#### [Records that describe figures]

=======

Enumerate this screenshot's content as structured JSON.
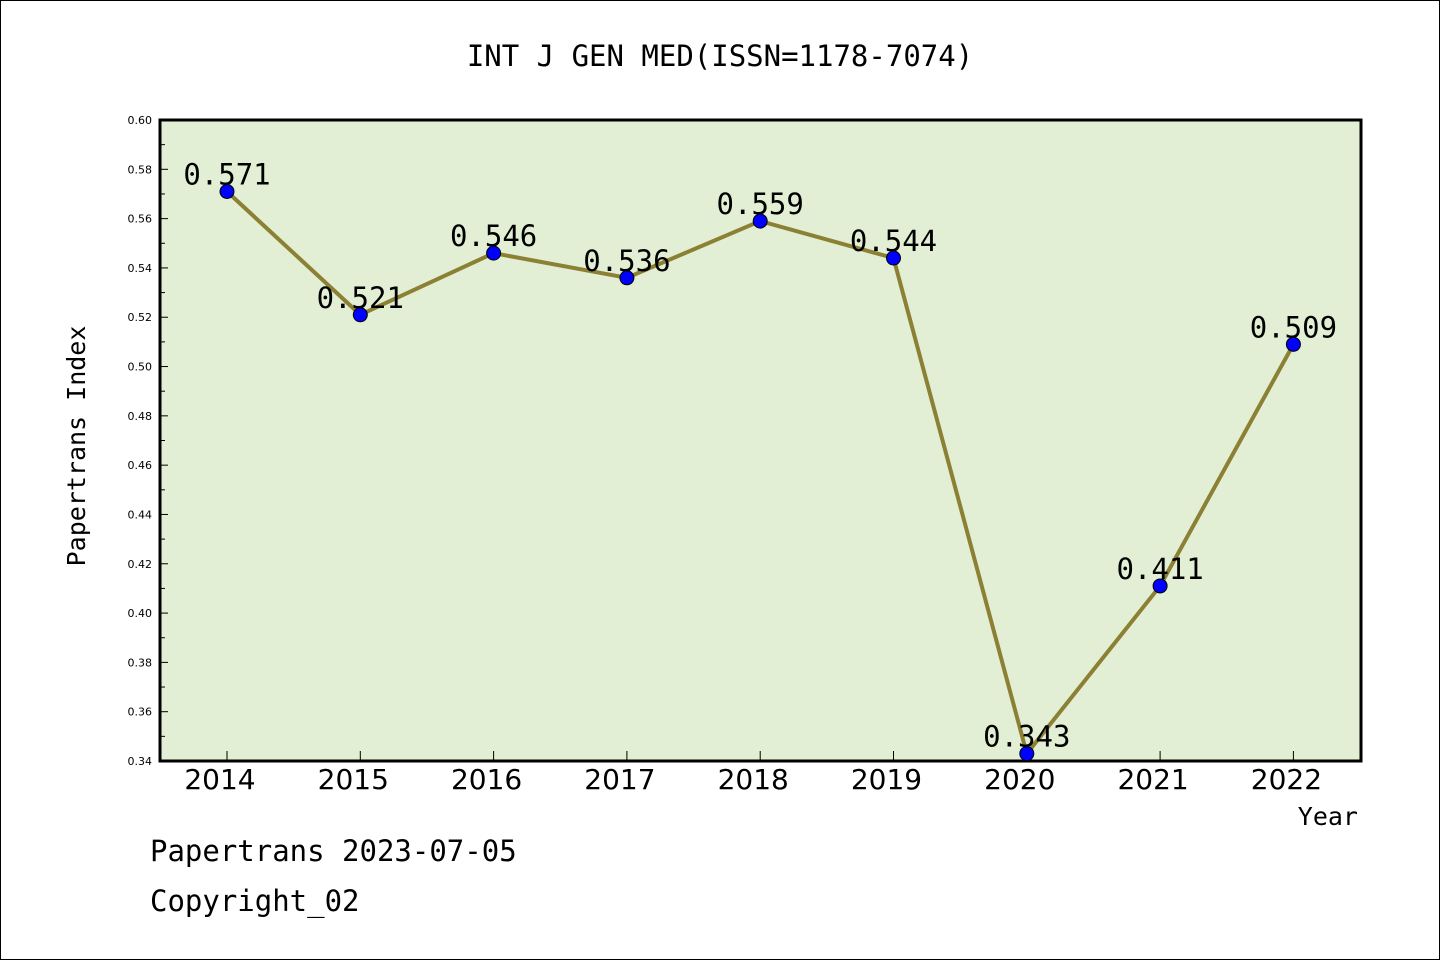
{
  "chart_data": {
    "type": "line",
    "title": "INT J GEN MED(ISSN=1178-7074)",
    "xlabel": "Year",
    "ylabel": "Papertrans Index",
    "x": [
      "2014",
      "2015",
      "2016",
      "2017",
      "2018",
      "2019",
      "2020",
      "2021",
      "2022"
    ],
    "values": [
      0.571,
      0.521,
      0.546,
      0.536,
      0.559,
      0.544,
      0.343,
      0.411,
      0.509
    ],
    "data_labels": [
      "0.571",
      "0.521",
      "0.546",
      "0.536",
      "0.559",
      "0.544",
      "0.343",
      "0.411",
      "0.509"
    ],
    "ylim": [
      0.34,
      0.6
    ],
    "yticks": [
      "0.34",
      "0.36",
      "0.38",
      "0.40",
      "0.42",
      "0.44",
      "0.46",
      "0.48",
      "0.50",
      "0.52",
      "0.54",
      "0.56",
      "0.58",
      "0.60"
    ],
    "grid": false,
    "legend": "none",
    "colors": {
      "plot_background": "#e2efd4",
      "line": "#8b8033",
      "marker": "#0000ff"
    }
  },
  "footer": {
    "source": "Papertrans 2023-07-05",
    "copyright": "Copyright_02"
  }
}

=======

#### [EXERCISE GOAL]
Go through the entries above and output them exactly, without pictures.

#### [FINAL RESULT]
Enumerate this screenshot's content as structured JSON.
{
  "chart_data": {
    "type": "line",
    "title": "INT J GEN MED(ISSN=1178-7074)",
    "xlabel": "Year",
    "ylabel": "Papertrans Index",
    "x": [
      "2014",
      "2015",
      "2016",
      "2017",
      "2018",
      "2019",
      "2020",
      "2021",
      "2022"
    ],
    "values": [
      0.571,
      0.521,
      0.546,
      0.536,
      0.559,
      0.544,
      0.343,
      0.411,
      0.509
    ],
    "data_labels": [
      "0.571",
      "0.521",
      "0.546",
      "0.536",
      "0.559",
      "0.544",
      "0.343",
      "0.411",
      "0.509"
    ],
    "ylim": [
      0.34,
      0.6
    ],
    "yticks": [
      "0.34",
      "0.36",
      "0.38",
      "0.40",
      "0.42",
      "0.44",
      "0.46",
      "0.48",
      "0.50",
      "0.52",
      "0.54",
      "0.56",
      "0.58",
      "0.60"
    ],
    "grid": false,
    "legend": "none",
    "colors": {
      "plot_background": "#e2efd4",
      "line": "#8b8033",
      "marker": "#0000ff"
    }
  },
  "footer": {
    "source": "Papertrans 2023-07-05",
    "copyright": "Copyright_02"
  }
}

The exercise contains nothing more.